◆ **Problem statement**:
Check each line of the records below for the word "Актуальность" and copy those where it appears.
##### Material to process #####
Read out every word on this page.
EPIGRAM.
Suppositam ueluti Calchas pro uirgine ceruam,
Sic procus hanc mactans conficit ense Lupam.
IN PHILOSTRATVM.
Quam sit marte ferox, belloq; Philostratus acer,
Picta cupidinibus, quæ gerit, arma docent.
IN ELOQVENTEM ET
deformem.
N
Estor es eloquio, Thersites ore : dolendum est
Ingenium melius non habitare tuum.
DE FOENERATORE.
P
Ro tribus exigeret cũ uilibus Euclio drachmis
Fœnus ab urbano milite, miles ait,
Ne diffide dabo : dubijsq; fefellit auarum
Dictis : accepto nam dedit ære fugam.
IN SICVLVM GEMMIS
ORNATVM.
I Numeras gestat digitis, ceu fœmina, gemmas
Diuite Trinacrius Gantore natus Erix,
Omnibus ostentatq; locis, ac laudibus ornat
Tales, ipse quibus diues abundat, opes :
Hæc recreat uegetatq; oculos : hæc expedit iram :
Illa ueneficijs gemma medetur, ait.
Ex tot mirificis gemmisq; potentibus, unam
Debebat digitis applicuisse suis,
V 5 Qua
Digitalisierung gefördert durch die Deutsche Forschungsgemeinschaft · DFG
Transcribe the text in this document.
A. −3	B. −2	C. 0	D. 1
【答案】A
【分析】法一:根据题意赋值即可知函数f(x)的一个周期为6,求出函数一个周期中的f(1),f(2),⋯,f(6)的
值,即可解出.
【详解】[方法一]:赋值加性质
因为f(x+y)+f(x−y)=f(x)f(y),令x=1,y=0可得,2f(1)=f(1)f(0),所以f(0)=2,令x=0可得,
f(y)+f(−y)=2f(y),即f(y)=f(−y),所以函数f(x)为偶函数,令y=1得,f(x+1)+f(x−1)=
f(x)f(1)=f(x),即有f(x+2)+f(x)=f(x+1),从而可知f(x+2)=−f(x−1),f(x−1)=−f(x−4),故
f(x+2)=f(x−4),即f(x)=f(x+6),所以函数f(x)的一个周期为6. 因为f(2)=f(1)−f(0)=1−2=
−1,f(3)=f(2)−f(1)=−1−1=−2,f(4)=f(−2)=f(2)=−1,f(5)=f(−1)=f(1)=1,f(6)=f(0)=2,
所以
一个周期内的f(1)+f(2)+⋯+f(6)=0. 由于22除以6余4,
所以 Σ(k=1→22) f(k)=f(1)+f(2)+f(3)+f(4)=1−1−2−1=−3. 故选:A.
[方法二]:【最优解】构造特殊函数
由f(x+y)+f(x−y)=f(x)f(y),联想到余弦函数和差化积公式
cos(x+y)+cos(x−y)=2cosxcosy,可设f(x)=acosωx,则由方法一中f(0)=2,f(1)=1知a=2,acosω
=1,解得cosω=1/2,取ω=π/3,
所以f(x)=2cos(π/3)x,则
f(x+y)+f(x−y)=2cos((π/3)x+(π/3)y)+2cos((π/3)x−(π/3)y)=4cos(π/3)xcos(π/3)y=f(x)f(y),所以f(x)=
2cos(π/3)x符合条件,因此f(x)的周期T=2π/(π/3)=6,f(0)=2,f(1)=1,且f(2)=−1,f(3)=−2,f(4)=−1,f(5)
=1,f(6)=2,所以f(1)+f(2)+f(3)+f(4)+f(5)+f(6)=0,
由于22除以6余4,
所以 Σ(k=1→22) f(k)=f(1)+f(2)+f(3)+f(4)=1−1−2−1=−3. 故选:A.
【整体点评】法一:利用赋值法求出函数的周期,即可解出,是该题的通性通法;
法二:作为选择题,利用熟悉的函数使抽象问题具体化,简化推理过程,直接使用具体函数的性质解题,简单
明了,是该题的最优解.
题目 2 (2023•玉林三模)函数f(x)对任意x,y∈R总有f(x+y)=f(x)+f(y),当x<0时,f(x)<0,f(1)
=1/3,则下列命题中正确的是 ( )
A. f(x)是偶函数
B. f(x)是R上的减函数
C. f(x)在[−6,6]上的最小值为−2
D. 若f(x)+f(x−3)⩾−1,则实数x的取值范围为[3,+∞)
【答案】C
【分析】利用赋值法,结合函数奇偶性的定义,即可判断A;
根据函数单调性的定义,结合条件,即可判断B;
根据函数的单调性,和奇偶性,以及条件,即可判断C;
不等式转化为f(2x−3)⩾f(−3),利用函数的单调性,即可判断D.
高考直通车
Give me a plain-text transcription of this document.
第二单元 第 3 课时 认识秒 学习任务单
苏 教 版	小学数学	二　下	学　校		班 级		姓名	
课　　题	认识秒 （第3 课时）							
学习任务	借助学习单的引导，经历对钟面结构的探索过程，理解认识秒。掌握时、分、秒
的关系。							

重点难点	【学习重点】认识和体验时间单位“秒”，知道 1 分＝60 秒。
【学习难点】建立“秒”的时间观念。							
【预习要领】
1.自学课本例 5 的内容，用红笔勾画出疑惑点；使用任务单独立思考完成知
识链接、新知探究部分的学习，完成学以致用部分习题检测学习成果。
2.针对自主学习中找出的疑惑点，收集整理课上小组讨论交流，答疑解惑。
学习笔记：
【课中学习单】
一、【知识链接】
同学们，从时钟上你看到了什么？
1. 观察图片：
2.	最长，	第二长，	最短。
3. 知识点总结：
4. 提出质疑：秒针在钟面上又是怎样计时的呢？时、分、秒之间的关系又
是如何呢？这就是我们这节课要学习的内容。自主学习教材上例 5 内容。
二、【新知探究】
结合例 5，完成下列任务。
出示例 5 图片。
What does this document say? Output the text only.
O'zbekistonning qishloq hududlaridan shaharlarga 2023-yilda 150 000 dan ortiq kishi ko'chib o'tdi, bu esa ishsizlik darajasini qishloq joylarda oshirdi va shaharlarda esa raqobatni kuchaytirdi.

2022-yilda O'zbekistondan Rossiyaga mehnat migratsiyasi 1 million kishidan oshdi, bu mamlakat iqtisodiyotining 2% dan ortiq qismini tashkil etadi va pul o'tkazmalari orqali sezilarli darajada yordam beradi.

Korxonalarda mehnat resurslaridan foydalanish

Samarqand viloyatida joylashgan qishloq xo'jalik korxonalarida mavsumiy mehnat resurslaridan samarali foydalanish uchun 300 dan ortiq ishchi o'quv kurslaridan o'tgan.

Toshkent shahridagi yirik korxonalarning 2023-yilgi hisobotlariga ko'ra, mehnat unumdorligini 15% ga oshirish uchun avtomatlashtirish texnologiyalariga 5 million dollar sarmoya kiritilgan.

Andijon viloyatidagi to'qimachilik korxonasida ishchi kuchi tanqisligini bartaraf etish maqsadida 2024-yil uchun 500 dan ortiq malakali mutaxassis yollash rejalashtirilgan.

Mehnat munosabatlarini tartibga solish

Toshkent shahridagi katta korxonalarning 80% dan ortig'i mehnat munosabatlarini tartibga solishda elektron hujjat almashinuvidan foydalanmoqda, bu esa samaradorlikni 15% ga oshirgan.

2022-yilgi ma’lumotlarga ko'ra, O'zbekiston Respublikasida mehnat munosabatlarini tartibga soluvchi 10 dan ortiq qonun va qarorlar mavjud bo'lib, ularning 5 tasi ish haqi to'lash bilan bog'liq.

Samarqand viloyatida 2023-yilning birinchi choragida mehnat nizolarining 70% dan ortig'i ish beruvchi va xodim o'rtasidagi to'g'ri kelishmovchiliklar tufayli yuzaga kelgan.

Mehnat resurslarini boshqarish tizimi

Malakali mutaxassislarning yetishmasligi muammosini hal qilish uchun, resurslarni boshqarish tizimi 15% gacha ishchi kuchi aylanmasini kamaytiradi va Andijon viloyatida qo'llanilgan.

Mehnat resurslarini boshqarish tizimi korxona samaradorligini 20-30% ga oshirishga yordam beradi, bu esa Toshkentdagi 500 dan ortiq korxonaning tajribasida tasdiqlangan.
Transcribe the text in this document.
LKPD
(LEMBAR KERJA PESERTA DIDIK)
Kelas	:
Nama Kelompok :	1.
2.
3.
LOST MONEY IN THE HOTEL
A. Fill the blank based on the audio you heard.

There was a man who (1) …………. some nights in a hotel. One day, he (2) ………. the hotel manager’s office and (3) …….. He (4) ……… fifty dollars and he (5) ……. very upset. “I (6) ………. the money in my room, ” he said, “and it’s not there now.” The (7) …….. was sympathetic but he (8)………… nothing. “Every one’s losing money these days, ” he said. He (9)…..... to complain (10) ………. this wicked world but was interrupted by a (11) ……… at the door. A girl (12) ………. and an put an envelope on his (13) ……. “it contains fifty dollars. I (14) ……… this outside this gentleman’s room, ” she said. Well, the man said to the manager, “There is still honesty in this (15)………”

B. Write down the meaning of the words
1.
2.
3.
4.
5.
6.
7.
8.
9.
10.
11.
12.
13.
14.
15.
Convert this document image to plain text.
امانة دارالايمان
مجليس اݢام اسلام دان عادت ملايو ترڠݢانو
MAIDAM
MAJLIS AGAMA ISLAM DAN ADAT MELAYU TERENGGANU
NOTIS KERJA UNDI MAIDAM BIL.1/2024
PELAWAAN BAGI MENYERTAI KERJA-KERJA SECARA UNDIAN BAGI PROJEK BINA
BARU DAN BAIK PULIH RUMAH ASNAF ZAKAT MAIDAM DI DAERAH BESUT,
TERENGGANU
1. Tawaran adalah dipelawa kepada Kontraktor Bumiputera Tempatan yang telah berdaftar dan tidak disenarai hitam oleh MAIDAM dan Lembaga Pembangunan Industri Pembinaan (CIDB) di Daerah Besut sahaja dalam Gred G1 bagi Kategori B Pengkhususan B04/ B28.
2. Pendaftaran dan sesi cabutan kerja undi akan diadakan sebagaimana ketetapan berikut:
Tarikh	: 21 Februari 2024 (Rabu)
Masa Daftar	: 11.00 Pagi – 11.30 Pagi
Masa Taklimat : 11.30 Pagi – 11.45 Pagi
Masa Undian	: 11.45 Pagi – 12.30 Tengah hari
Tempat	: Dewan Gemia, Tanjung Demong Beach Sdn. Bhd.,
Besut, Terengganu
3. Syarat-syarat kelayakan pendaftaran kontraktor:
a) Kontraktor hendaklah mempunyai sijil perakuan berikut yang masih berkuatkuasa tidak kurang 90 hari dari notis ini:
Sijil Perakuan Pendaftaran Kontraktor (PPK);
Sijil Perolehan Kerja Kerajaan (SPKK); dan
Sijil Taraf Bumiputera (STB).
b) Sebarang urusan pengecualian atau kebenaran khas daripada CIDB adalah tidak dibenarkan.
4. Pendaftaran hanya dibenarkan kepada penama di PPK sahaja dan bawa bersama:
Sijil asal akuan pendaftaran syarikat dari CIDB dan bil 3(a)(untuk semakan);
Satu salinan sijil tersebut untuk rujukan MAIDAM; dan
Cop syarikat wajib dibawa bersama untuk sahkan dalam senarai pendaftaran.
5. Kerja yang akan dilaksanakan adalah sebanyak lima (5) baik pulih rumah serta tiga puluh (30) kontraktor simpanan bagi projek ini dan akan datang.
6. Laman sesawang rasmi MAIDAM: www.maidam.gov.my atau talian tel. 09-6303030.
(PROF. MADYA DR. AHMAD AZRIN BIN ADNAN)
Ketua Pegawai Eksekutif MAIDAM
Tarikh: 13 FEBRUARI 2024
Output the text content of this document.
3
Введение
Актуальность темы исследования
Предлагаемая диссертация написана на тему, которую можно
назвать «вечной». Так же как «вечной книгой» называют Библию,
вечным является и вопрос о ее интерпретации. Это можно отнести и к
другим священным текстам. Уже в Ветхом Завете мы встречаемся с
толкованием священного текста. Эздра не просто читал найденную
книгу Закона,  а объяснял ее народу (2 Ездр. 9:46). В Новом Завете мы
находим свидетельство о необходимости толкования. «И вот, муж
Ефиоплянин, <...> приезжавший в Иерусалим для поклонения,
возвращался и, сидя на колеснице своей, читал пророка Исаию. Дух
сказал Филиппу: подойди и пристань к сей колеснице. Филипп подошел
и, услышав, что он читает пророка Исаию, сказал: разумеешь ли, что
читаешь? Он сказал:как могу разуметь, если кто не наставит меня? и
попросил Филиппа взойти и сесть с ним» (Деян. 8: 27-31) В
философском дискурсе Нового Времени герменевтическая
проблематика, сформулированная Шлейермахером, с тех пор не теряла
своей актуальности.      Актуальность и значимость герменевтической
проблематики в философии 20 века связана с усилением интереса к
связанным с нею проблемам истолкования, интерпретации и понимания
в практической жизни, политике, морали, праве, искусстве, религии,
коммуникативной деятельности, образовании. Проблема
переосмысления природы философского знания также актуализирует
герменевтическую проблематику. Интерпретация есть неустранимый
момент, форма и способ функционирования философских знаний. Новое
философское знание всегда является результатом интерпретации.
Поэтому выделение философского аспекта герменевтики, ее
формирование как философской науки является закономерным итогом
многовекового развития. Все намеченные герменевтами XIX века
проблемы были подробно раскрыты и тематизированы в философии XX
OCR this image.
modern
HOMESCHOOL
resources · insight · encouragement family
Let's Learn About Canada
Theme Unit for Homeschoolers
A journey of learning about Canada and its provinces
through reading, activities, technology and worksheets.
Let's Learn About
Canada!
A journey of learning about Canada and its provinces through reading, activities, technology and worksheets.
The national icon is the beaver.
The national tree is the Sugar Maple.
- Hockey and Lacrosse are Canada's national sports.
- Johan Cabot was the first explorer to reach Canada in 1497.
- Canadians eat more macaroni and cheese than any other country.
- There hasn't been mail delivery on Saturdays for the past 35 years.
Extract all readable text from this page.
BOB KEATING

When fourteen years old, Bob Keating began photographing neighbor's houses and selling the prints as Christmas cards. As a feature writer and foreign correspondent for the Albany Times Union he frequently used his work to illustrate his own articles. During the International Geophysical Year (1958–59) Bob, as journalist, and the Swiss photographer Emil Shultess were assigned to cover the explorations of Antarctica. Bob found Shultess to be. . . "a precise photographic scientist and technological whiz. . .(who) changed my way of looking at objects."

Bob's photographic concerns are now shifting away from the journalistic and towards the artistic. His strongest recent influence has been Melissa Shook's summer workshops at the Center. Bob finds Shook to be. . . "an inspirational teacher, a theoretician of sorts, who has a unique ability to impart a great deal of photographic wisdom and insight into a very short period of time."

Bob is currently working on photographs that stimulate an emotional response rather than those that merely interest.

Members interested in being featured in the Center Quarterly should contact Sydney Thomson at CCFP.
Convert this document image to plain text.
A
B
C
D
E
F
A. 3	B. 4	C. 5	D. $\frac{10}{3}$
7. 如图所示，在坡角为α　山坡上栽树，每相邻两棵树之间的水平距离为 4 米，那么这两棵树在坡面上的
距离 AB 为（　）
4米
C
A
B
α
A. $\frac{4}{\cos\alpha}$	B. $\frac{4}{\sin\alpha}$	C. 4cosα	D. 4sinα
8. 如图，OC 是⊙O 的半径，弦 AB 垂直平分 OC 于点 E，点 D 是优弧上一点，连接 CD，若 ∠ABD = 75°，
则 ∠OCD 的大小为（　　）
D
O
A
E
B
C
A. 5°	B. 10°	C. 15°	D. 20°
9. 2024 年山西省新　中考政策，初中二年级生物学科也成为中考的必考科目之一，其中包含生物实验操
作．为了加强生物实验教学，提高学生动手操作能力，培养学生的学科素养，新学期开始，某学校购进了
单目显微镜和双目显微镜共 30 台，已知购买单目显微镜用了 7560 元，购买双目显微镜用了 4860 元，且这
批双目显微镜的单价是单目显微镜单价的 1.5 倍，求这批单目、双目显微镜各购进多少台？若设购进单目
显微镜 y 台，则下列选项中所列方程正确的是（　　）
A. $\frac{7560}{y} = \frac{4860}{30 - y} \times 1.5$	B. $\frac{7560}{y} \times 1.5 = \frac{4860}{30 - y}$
#####
◆ **Completed exercise**:
Актуальность темы исследования
своей актуальности.      Актуальность и значимость герменевтической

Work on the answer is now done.